AIM
Make an exact copy of the lines below.

Stored items
•••••

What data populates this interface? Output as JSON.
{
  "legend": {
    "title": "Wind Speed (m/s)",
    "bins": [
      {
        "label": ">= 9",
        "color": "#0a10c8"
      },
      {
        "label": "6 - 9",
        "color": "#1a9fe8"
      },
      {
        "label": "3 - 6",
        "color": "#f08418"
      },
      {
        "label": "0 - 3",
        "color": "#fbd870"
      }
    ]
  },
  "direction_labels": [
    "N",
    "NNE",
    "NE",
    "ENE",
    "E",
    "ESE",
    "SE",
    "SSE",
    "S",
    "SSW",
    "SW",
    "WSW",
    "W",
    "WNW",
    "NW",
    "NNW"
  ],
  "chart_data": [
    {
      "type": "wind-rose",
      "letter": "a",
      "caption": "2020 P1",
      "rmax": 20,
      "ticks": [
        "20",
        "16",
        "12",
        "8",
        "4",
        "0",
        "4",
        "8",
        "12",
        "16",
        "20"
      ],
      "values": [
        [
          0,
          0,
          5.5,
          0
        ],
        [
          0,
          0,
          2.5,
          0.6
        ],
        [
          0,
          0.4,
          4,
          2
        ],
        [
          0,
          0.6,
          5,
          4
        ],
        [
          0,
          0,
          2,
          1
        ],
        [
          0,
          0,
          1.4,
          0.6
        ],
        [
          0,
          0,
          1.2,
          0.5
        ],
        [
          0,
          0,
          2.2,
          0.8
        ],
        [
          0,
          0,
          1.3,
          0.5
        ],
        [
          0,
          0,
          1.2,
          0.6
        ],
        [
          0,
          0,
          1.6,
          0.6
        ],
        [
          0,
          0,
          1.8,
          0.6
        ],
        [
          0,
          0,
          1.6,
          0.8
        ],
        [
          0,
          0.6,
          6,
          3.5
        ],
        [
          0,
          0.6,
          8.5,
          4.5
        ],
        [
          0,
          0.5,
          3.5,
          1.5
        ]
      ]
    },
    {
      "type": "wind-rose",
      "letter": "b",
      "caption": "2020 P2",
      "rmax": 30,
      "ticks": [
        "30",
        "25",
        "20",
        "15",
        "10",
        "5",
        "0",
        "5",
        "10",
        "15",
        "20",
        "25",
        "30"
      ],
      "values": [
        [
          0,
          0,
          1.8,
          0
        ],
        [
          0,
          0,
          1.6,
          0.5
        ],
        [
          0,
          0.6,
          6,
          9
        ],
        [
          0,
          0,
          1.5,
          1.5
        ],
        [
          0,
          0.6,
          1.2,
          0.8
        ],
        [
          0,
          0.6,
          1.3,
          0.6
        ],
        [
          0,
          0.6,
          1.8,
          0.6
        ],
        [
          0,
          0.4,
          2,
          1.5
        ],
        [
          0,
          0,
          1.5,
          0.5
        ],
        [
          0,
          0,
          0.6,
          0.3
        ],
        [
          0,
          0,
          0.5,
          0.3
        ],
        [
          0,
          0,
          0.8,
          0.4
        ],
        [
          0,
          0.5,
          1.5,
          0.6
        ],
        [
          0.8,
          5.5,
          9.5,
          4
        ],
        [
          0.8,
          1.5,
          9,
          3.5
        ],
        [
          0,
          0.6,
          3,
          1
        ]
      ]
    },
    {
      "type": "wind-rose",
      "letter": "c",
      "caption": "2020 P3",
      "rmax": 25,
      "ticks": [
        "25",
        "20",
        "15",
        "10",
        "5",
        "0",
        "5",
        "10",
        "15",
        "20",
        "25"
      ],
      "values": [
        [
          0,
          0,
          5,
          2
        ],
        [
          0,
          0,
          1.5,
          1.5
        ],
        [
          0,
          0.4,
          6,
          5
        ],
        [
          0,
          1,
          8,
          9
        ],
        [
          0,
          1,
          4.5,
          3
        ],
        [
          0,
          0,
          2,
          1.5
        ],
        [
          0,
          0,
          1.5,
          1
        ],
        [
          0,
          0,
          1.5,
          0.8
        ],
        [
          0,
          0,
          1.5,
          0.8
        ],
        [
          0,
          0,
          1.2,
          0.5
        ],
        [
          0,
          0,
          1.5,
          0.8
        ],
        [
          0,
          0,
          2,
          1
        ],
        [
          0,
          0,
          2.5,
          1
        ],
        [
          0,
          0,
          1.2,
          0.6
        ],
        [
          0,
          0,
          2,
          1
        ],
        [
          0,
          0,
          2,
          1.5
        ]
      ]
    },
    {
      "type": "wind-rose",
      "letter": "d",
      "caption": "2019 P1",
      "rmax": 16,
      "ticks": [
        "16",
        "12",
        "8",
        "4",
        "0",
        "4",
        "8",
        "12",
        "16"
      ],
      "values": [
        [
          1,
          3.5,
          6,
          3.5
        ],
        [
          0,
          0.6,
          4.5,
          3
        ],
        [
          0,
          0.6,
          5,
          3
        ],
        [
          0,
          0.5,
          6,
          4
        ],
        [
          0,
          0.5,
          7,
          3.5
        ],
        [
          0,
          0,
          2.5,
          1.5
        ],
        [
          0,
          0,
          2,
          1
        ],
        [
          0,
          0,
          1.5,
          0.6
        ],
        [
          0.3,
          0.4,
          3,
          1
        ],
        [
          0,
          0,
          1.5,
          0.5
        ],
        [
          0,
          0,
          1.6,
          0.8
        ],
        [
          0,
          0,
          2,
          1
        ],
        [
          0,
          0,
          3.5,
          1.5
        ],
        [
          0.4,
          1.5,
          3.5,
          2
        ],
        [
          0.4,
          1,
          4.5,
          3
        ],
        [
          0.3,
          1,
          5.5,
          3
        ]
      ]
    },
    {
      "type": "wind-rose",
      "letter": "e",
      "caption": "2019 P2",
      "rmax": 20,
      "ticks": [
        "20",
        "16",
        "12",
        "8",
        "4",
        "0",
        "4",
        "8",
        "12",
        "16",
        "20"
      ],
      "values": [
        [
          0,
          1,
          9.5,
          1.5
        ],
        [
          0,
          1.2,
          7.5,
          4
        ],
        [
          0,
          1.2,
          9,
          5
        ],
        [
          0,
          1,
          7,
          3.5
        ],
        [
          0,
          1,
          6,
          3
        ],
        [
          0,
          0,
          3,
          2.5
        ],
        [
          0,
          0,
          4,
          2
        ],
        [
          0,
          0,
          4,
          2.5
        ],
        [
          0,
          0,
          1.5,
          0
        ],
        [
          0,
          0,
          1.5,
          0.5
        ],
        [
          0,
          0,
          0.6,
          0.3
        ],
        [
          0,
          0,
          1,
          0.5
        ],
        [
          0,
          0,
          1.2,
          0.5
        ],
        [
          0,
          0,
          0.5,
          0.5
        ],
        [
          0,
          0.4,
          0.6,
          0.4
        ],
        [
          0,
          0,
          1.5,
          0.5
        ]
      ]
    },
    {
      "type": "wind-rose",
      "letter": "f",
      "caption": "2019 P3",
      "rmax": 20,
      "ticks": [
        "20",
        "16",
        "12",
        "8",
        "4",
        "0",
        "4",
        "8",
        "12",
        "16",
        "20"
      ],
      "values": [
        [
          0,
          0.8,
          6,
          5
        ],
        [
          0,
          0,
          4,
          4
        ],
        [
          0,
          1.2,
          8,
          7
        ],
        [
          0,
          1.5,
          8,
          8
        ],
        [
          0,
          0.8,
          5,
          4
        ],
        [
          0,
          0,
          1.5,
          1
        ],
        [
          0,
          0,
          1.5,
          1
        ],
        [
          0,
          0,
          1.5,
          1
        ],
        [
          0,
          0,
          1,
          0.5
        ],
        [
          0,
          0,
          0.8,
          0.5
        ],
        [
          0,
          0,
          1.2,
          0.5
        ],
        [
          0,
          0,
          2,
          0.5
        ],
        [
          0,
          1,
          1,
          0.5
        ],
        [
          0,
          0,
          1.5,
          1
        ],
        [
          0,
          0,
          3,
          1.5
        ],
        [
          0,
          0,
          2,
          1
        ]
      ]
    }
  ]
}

•••••

FINISHED EXERCISE
What data populates this interface? Output as JSON.
{
  "legend": {
    "title": "Wind Speed (m/s)",
    "bins": [
      {
        "label": ">= 9",
        "color": "#0a10c8"
      },
      {
        "label": "6 - 9",
        "color": "#1a9fe8"
      },
      {
        "label": "3 - 6",
        "color": "#f08418"
      },
      {
        "label": "0 - 3",
        "color": "#fbd870"
      }
    ]
  },
  "direction_labels": [
    "N",
    "NNE",
    "NE",
    "ENE",
    "E",
    "ESE",
    "SE",
    "SSE",
    "S",
    "SSW",
    "SW",
    "WSW",
    "W",
    "WNW",
    "NW",
    "NNW"
  ],
  "chart_data": [
    {
      "type": "wind-rose",
      "letter": "a",
      "caption": "2020 P1",
      "rmax": 20,
      "ticks": [
        "20",
        "16",
        "12",
        "8",
        "4",
        "0",
        "4",
        "8",
        "12",
        "16",
        "20"
      ],
      "values": [
        [
          0,
          0,
          5.5,
          0
        ],
        [
          0,
          0,
          2.5,
          0.6
        ],
        [
          0,
          0.4,
          4,
          2
        ],
        [
          0,
          0.6,
          5,
          4
        ],
        [
          0,
          0,
          2,
          1
        ],
        [
          0,
          0,
          1.4,
          0.6
        ],
        [
          0,
          0,
          1.2,
          0.5
        ],
        [
          0,
          0,
          2.2,
          0.8
        ],
        [
          0,
          0,
          1.3,
          0.5
        ],
        [
          0,
          0,
          1.2,
          0.6
        ],
        [
          0,
          0,
          1.6,
          0.6
        ],
        [
          0,
          0,
          1.8,
          0.6
        ],
        [
          0,
          0,
          1.6,
          0.8
        ],
        [
          0,
          0.6,
          6,
          3.5
        ],
        [
          0,
          0.6,
          8.5,
          4.5
        ],
        [
          0,
          0.5,
          3.5,
          1.5
        ]
      ]
    },
    {
      "type": "wind-rose",
      "letter": "b",
      "caption": "2020 P2",
      "rmax": 30,
      "ticks": [
        "30",
        "25",
        "20",
        "15",
        "10",
        "5",
        "0",
        "5",
        "10",
        "15",
        "20",
        "25",
        "30"
      ],
      "values": [
        [
          0,
          0,
          1.8,
          0
        ],
        [
          0,
          0,
          1.6,
          0.5
        ],
        [
          0,
          0.6,
          6,
          9
        ],
        [
          0,
          0,
          1.5,
          1.5
        ],
        [
          0,
          0.6,
          1.2,
          0.8
        ],
        [
          0,
          0.6,
          1.3,
          0.6
        ],
        [
          0,
          0.6,
          1.8,
          0.6
        ],
        [
          0,
          0.4,
          2,
          1.5
        ],
        [
          0,
          0,
          1.5,
          0.5
        ],
        [
          0,
          0,
          0.6,
          0.3
        ],
        [
          0,
          0,
          0.5,
          0.3
        ],
        [
          0,
          0,
          0.8,
          0.4
        ],
        [
          0,
          0.5,
          1.5,
          0.6
        ],
        [
          0.8,
          5.5,
          9.5,
          4
        ],
        [
          0.8,
          1.5,
          9,
          3.5
        ],
        [
          0,
          0.6,
          3,
          1
        ]
      ]
    },
    {
      "type": "wind-rose",
      "letter": "c",
      "caption": "2020 P3",
      "rmax": 25,
      "ticks": [
        "25",
        "20",
        "15",
        "10",
        "5",
        "0",
        "5",
        "10",
        "15",
        "20",
        "25"
      ],
      "values": [
        [
          0,
          0,
          5,
          2
        ],
        [
          0,
          0,
          1.5,
          1.5
        ],
        [
          0,
          0.4,
          6,
          5
        ],
        [
          0,
          1,
          8,
          9
        ],
        [
          0,
          1,
          4.5,
          3
        ],
        [
          0,
          0,
          2,
          1.5
        ],
        [
          0,
          0,
          1.5,
          1
        ],
        [
          0,
          0,
          1.5,
          0.8
        ],
        [
          0,
          0,
          1.5,
          0.8
        ],
        [
          0,
          0,
          1.2,
          0.5
        ],
        [
          0,
          0,
          1.5,
          0.8
        ],
        [
          0,
          0,
          2,
          1
        ],
        [
          0,
          0,
          2.5,
          1
        ],
        [
          0,
          0,
          1.2,
          0.6
        ],
        [
          0,
          0,
          2,
          1
        ],
        [
          0,
          0,
          2,
          1.5
        ]
      ]
    },
    {
      "type": "wind-rose",
      "letter": "d",
      "caption": "2019 P1",
      "rmax": 16,
      "ticks": [
        "16",
        "12",
        "8",
        "4",
        "0",
        "4",
        "8",
        "12",
        "16"
      ],
      "values": [
        [
          1,
          3.5,
          6,
          3.5
        ],
        [
          0,
          0.6,
          4.5,
          3
        ],
        [
          0,
          0.6,
          5,
          3
        ],
        [
          0,
          0.5,
          6,
          4
        ],
        [
          0,
          0.5,
          7,
          3.5
        ],
        [
          0,
          0,
          2.5,
          1.5
        ],
        [
          0,
          0,
          2,
          1
        ],
        [
          0,
          0,
          1.5,
          0.6
        ],
        [
          0.3,
          0.4,
          3,
          1
        ],
        [
          0,
          0,
          1.5,
          0.5
        ],
        [
          0,
          0,
          1.6,
          0.8
        ],
        [
          0,
          0,
          2,
          1
        ],
        [
          0,
          0,
          3.5,
          1.5
        ],
        [
          0.4,
          1.5,
          3.5,
          2
        ],
        [
          0.4,
          1,
          4.5,
          3
        ],
        [
          0.3,
          1,
          5.5,
          3
        ]
      ]
    },
    {
      "type": "wind-rose",
      "letter": "e",
      "caption": "2019 P2",
      "rmax": 20,
      "ticks": [
        "20",
        "16",
        "12",
        "8",
        "4",
        "0",
        "4",
        "8",
        "12",
        "16",
        "20"
      ],
      "values": [
        [
          0,
          1,
          9.5,
          1.5
        ],
        [
          0,
          1.2,
          7.5,
          4
        ],
        [
          0,
          1.2,
          9,
          5
        ],
        [
          0,
          1,
          7,
          3.5
        ],
        [
          0,
          1,
          6,
          3
        ],
        [
          0,
          0,
          3,
          2.5
        ],
        [
          0,
          0,
          4,
          2
        ],
        [
          0,
          0,
          4,
          2.5
        ],
        [
          0,
          0,
          1.5,
          0
        ],
        [
          0,
          0,
          1.5,
          0.5
        ],
        [
          0,
          0,
          0.6,
          0.3
        ],
        [
          0,
          0,
          1,
          0.5
        ],
        [
          0,
          0,
          1.2,
          0.5
        ],
        [
          0,
          0,
          0.5,
          0.5
        ],
        [
          0,
          0.4,
          0.6,
          0.4
        ],
        [
          0,
          0,
          1.5,
          0.5
        ]
      ]
    },
    {
      "type": "wind-rose",
      "letter": "f",
      "caption": "2019 P3",
      "rmax": 20,
      "ticks": [
        "20",
        "16",
        "12",
        "8",
        "4",
        "0",
        "4",
        "8",
        "12",
        "16",
        "20"
      ],
      "values": [
        [
          0,
          0.8,
          6,
          5
        ],
        [
          0,
          0,
          4,
          4
        ],
        [
          0,
          1.2,
          8,
          7
        ],
        [
          0,
          1.5,
          8,
          8
        ],
        [
          0,
          0.8,
          5,
          4
        ],
        [
          0,
          0,
          1.5,
          1
        ],
        [
          0,
          0,
          1.5,
          1
        ],
        [
          0,
          0,
          1.5,
          1
        ],
        [
          0,
          0,
          1,
          0.5
        ],
        [
          0,
          0,
          0.8,
          0.5
        ],
        [
          0,
          0,
          1.2,
          0.5
        ],
        [
          0,
          0,
          2,
          0.5
        ],
        [
          0,
          1,
          1,
          0.5
        ],
        [
          0,
          0,
          1.5,
          1
        ],
        [
          0,
          0,
          3,
          1.5
        ],
        [
          0,
          0,
          2,
          1
        ]
      ]
    }
  ]
}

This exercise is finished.